Problem requirements: Take each line containing the word "Cardiovascular" and copy it.

>>>

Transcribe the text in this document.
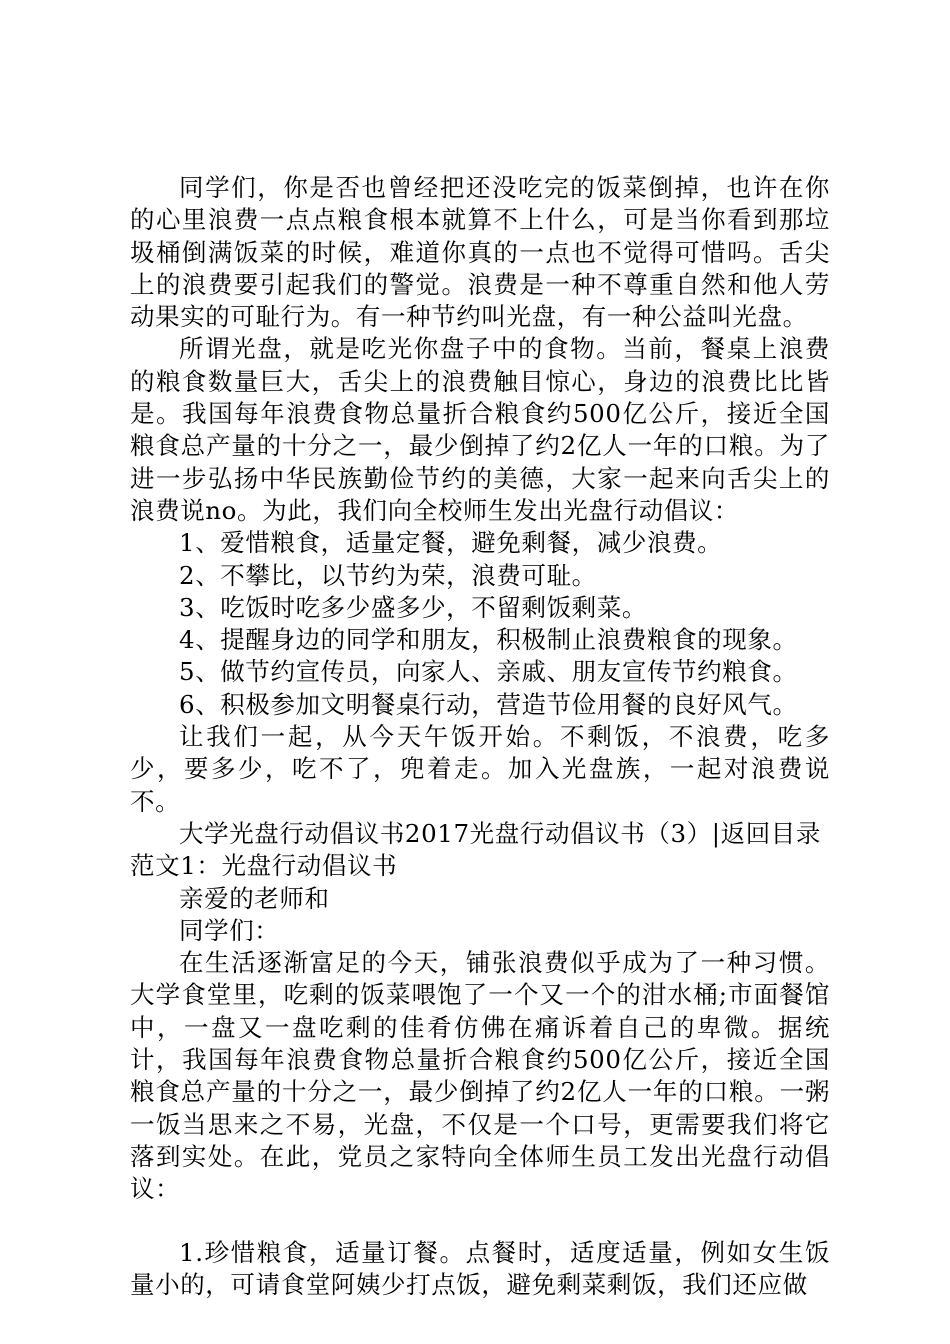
同学们，你是否也曾经把还没吃完的饭菜倒掉，也许在你的心里浪费一点点粮食根本就算不上什么，可是当你看到那垃圾桶倒满饭菜的时候，难道你真的一点也不觉得可惜吗。舌尖上的浪费要引起我们的警觉。浪费是一种不尊重自然和他人劳动果实的可耻行为。有一种节约叫光盘，有一种公益叫光盘。

所谓光盘，就是吃光你盘子中的食物。当前，餐桌上浪费的粮食数量巨大，舌尖上的浪费触目惊心，身边的浪费比比皆是。我国每年浪费食物总量折合粮食约500亿公斤，接近全国粮食总产量的十分之一，最少倒掉了约2亿人一年的口粮。为了进一步弘扬中华民族勤俭节约的美德，大家一起来向舌尖上的浪费说no。为此，我们向全校师生发出光盘行动倡议：

1、爱惜粮食，适量定餐，避免剩餐，减少浪费。

2、不攀比，以节约为荣，浪费可耻。

3、吃饭时吃多少盛多少，不留剩饭剩菜。

4、提醒身边的同学和朋友，积极制止浪费粮食的现象。

5、做节约宣传员，向家人、亲戚、朋友宣传节约粮食。

6、积极参加文明餐桌行动，营造节俭用餐的良好风气。

让我们一起，从今天午饭开始。不剩饭，不浪费，吃多少，要多少，吃不了，兜着走。加入光盘族，一起对浪费说不。

大学光盘行动倡议书2017光盘行动倡议书（3）|返回目录

范文1：光盘行动倡议书

亲爱的老师和

同学们：

在生活逐渐富足的今天，铺张浪费似乎成为了一种习惯。大学食堂里，吃剩的饭菜喂饱了一个又一个的泔水桶;市面餐馆中，一盘又一盘吃剩的佳肴仿佛在痛诉着自己的卑微。据统计，我国每年浪费食物总量折合粮食约500亿公斤，接近全国粮食总产量的十分之一，最少倒掉了约2亿人一年的口粮。一粥一饭当思来之不易，光盘，不仅是一个口号，更需要我们将它落到实处。在此，党员之家特向全体师生员工发出光盘行动倡议：

1.珍惜粮食，适量订餐。点餐时，适度适量，例如女生饭量小的，可请食堂阿姨少打点饭，避免剩菜剩饭，我们还应做
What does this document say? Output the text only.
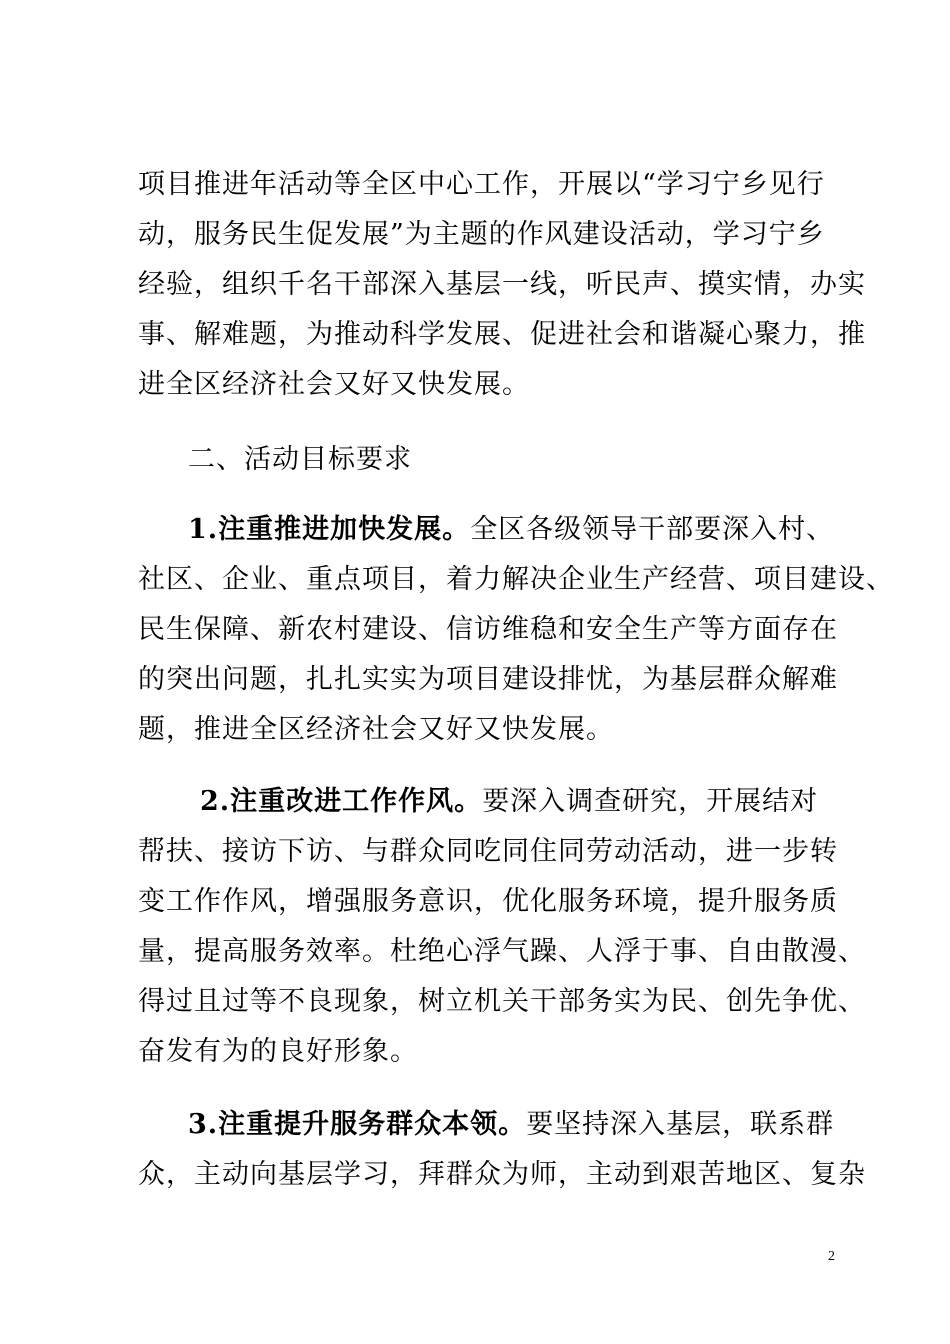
项目推进年活动等全区中心工作，开展以“学习宁乡见行
动，服务民生促发展”为主题的作风建设活动，学习宁乡
经验，组织千名干部深入基层一线，听民声、摸实情，办实
事、解难题，为推动科学发展、促进社会和谐凝心聚力，推
进全区经济社会又好又快发展。
二、活动目标要求
1.注重推进加快发展。全区各级领导干部要深入村、
社区、企业、重点项目，着力解决企业生产经营、项目建设、
民生保障、新农村建设、信访维稳和安全生产等方面存在
的突出问题，扎扎实实为项目建设排忧，为基层群众解难
题，推进全区经济社会又好又快发展。
2.注重改进工作作风。要深入调查研究，开展结对
帮扶、接访下访、与群众同吃同住同劳动活动，进一步转
变工作作风，增强服务意识，优化服务环境，提升服务质
量，提高服务效率。杜绝心浮气躁、人浮于事、自由散漫、
得过且过等不良现象，树立机关干部务实为民、创先争优、
奋发有为的良好形象。
3.注重提升服务群众本领。要坚持深入基层，联系群
众，主动向基层学习，拜群众为师，主动到艰苦地区、复杂
2
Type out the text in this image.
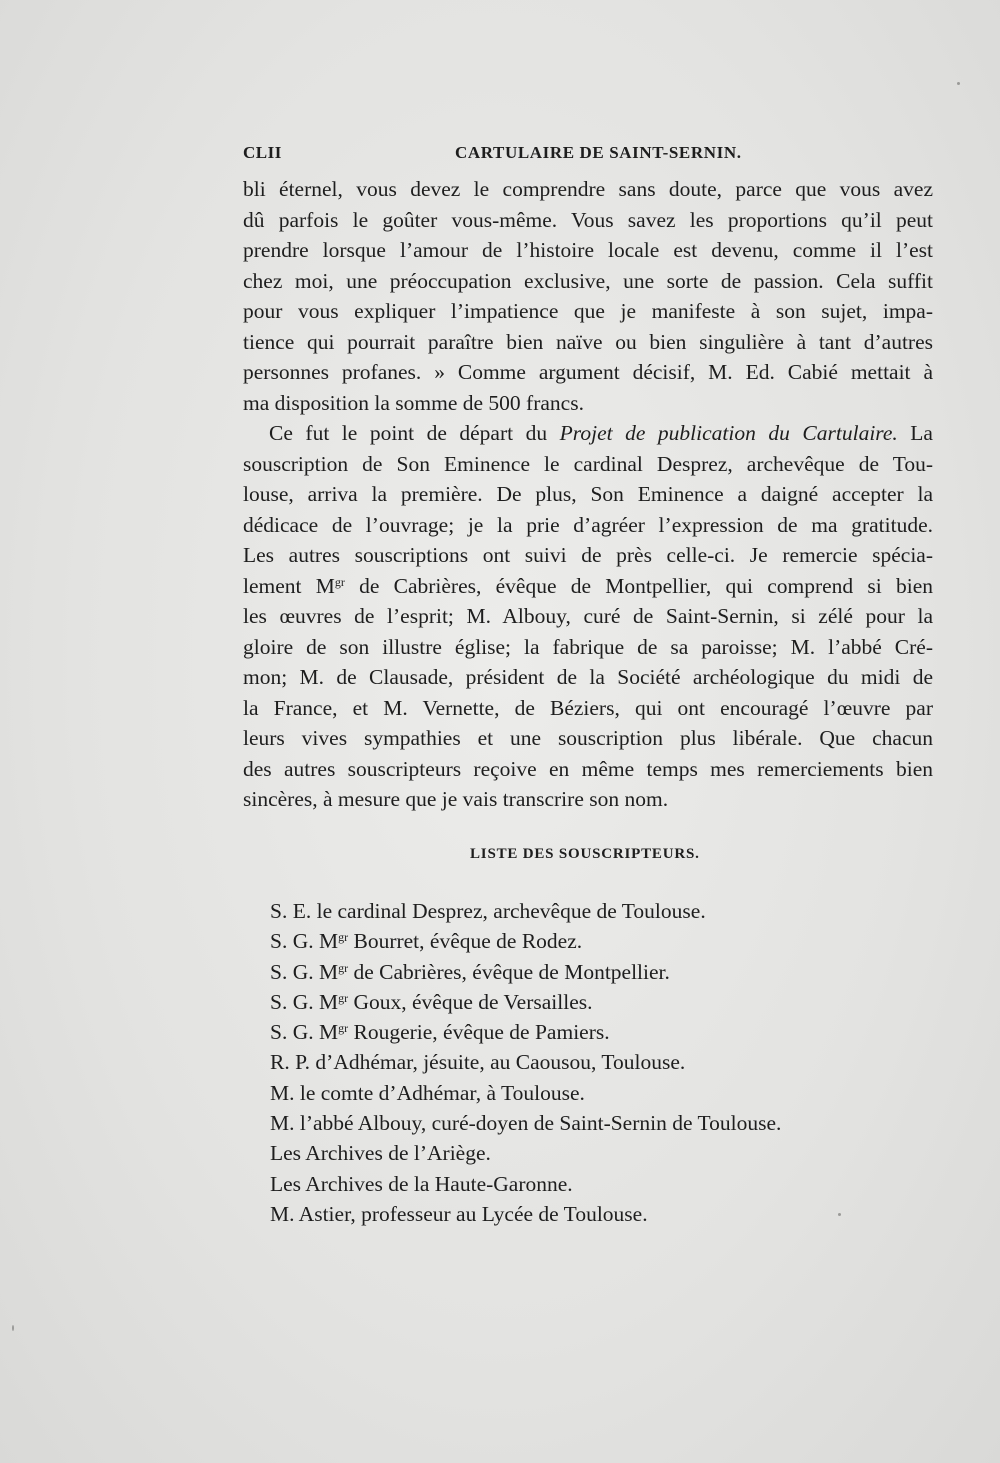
CLII	CARTULAIRE DE SAINT-SERNIN.
bli éternel, vous devez le comprendre sans doute, parce que vous avez
dû parfois le goûter vous-même. Vous savez les proportions qu’il peut
prendre lorsque l’amour de l’histoire locale est devenu, comme il l’est
chez moi, une préoccupation exclusive, une sorte de passion. Cela suffit
pour vous expliquer l’impatience que je manifeste à son sujet, impa-
tience qui pourrait paraître bien naïve ou bien singulière à tant d’autres
personnes profanes. » Comme argument décisif, M. Ed. Cabié mettait à
ma disposition la somme de 500 francs.
Ce fut le point de départ du Projet de publication du Cartulaire. La
souscription de Son Eminence le cardinal Desprez, archevêque de Tou-
louse, arriva la première. De plus, Son Eminence a daigné accepter la
dédicace de l’ouvrage; je la prie d’agréer l’expression de ma gratitude.
Les autres souscriptions ont suivi de près celle-ci. Je remercie spécia-
lement $M^{gr}$ de Cabrières, évêque de Montpellier, qui comprend si bien
les œuvres de l’esprit; M. Albouy, curé de Saint-Sernin, si zélé pour la
gloire de son illustre église; la fabrique de sa paroisse; M. l’abbé Cré-
mon; M. de Clausade, président de la Société archéologique du midi de
la France, et M. Vernette, de Béziers, qui ont encouragé l’œuvre par
leurs vives sympathies et une souscription plus libérale. Que chacun
des autres souscripteurs reçoive en même temps mes remerciements bien
sincères, à mesure que je vais transcrire son nom.
LISTE DES SOUSCRIPTEURS.
S. E. le cardinal Desprez, archevêque de Toulouse.
S. G. $M^{gr}$ Bourret, évêque de Rodez.
S. G. $M^{gr}$ de Cabrières, évêque de Montpellier.
S. G. $M^{gr}$ Goux, évêque de Versailles.
S. G. $M^{gr}$ Rougerie, évêque de Pamiers.
R. P. d’Adhémar, jésuite, au Caousou, Toulouse.
M. le comte d’Adhémar, à Toulouse.
M. l’abbé Albouy, curé-doyen de Saint-Sernin de Toulouse.
Les Archives de l’Ariège.
Les Archives de la Haute-Garonne.
M. Astier, professeur au Lycée de Toulouse.
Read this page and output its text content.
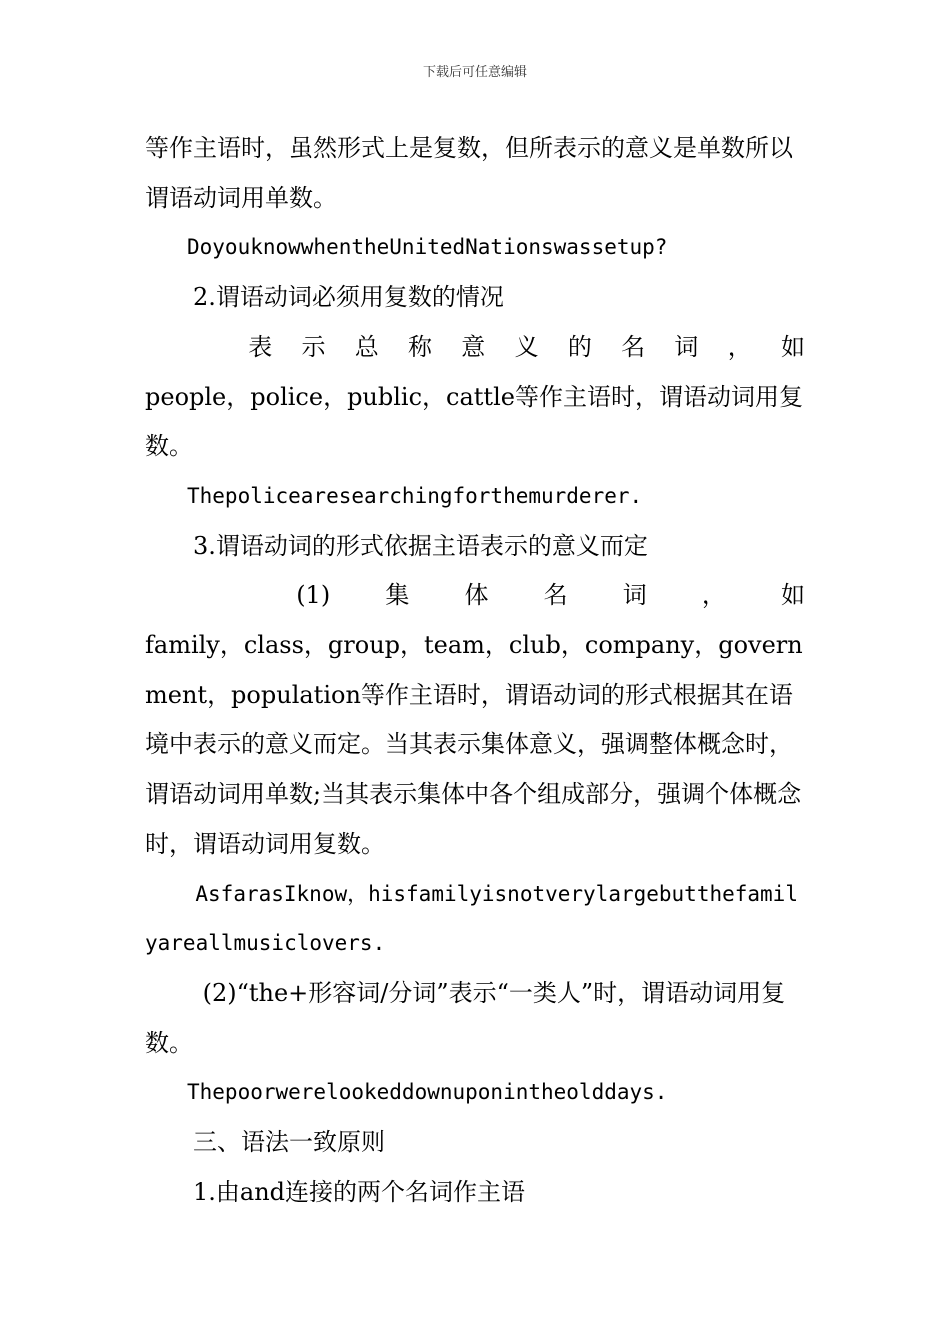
下载后可任意编辑

等作主语时，虽然形式上是复数，但所表示的意义是单数所以谓语动词用单数。

DoyouknowwhentheUnitedNationswassetup?

2.谓语动词必须用复数的情况

表示总称意义的名词，如

people，police，public，cattle等作主语时，谓语动词用复数。

Thepolicearesearchingforthemurderer.

3.谓语动词的形式依据主语表示的意义而定

(1)集体名词，如

family，class，group，team，club，company，government，population等作主语时，谓语动词的形式根据其在语境中表示的意义而定。当其表示集体意义，强调整体概念时，谓语动词用单数;当其表示集体中各个组成部分，强调个体概念时，谓语动词用复数。

AsfarasIknow，hisfamilyisnotverylargebutthefamilyareallmusiclovers.

(2)“the+形容词/分词”表示“一类人”时，谓语动词用复数。

Thepoorwerelookeddownuponintheolddays.

三、语法一致原则

1.由and连接的两个名词作主语
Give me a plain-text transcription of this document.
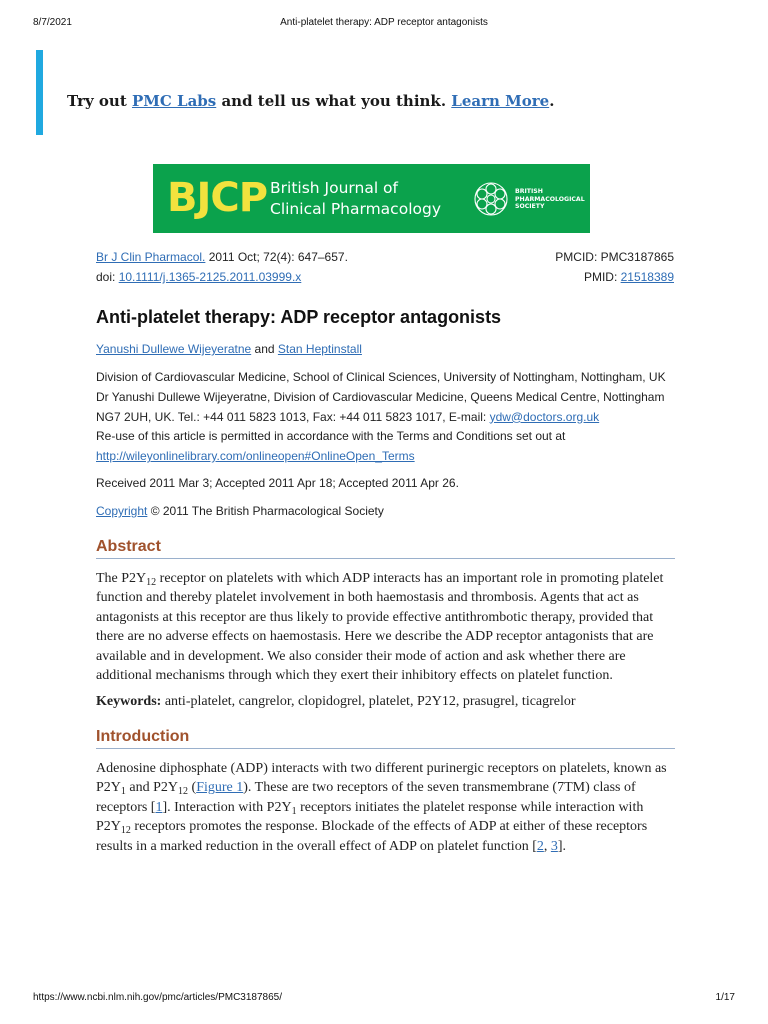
8/7/2021	Anti-platelet therapy: ADP receptor antagonists
Try out PMC Labs and tell us what you think. Learn More.
BJCP British Journal of
Clinical Pharmacology
BRITISH
PHARMACOLOGICAL
SOCIETY
Br J Clin Pharmacol. 2011 Oct; 72(4): 647–657.	PMCID: PMC3187865
doi: 10.1111/j.1365-2125.2011.03999.x	PMID: 21518389
Anti-platelet therapy: ADP receptor antagonists
Yanushi Dullewe Wijeyeratne and Stan Heptinstall
Division of Cardiovascular Medicine, School of Clinical Sciences, University of Nottingham, Nottingham, UK
Dr Yanushi Dullewe Wijeyeratne, Division of Cardiovascular Medicine, Queens Medical Centre, Nottingham
NG7 2UH, UK. Tel.: +44 011 5823 1013, Fax: +44 011 5823 1017, E-mail: ydw@doctors.org.uk
Re-use of this article is permitted in accordance with the Terms and Conditions set out at
http://wileyonlinelibrary.com/onlineopen#OnlineOpen_Terms
Received 2011 Mar 3; Accepted 2011 Apr 18; Accepted 2011 Apr 26.
Copyright © 2011 The British Pharmacological Society
Abstract
The $P2Y_{12}$ receptor on platelets with which ADP interacts has an important role in promoting platelet
function and thereby platelet involvement in both haemostasis and thrombosis. Agents that act as
antagonists at this receptor are thus likely to provide effective antithrombotic therapy, provided that
there are no adverse effects on haemostasis. Here we describe the ADP receptor antagonists that are
available and in development. We also consider their mode of action and ask whether there are
additional mechanisms through which they exert their inhibitory effects on platelet function.
Keywords: anti-platelet, cangrelor, clopidogrel, platelet, P2Y12, prasugrel, ticagrelor
Introduction
Adenosine diphosphate (ADP) interacts with two different purinergic receptors on platelets, known as
$P2Y_1$ and $P2Y_{12}$ (Figure 1). These are two receptors of the seven transmembrane (7TM) class of
receptors [1]. Interaction with $P2Y_1$ receptors initiates the platelet response while interaction with
$P2Y_{12}$ receptors promotes the response. Blockade of the effects of ADP at either of these receptors
results in a marked reduction in the overall effect of ADP on platelet function [2, 3].
https://www.ncbi.nlm.nih.gov/pmc/articles/PMC3187865/	1/17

<<<

The completed task:
Division of Cardiovascular Medicine, School of Clinical Sciences, University of Nottingham, Nottingham, UK
Dr Yanushi Dullewe Wijeyeratne, Division of Cardiovascular Medicine, Queens Medical Centre, Nottingham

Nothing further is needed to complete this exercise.